#### [EXERCISE REQUIREMENTS]
1 – List every variable name that the notebook code assigns from a call to split_into_x_y.
2 – Extract the notebook code word for word from "X_test, y_test = split_into_x_y(ts_seq)" to "len(X_train), len(y_train)".
* START READING PASSAGE *
X_train, y_train = split_into_x_y(tr_seq)
X_val, y_val = split_into_x_y(val_seq)
X_test, y_test = split_into_x_y(ts_seq)

In [None]:
len(X_train)

1696242

In [None]:
#The code kept crashing when i used all of the vocabulary so i limited the number of sequences in training to 50000
max_sequences = 50000
X_train, y_train = X_train[:max_sequences], y_train[:max_sequences]
len(X_train), len(y_train)

(50000, 50000)

In [None]:
maxlen=max(len(seq) for seq in tr_seq)
maxlen

632

In [None]:
#padding the training validation and testing sequestes post and truncating post
#max length is 3 because input will be three in the four gram model
tr_pad=pad_sequences(X_train, maxlen=3, padding='post', truncating='post')
val_pad=pad_sequences(X_val, maxlen=3, padding='post', truncating='post')
ts_pad=pad_sequences(X_test, maxlen=3, padding='post', truncating='post')

In [None]:
v=len(tokn.word_index)
* END READING PASSAGE *
* START DATA SECTION *
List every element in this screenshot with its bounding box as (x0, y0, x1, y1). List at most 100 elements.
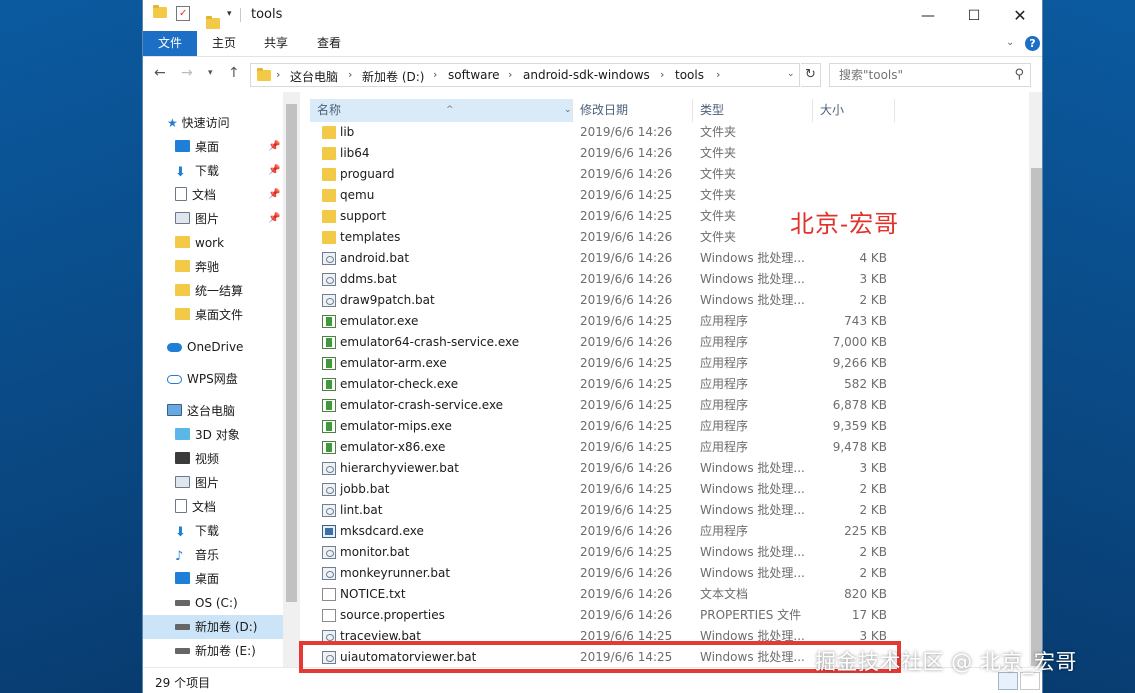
* END DATA SECTION *
#### [EXPECTED OUTPUTS]
1 – X_train, y_train, X_val, y_val, X_test, y_test

2 –
X_test, y_test = split_into_x_y(ts_seq)

In [None]:
len(X_train)

1696242

In [None]:
#The code kept crashing when i used all of the vocabulary so i limited the number of sequences in training to 50000
max_sequences = 50000
X_train, y_train = X_train[:max_sequences], y_train[:max_sequences]
len(X_train), len(y_train)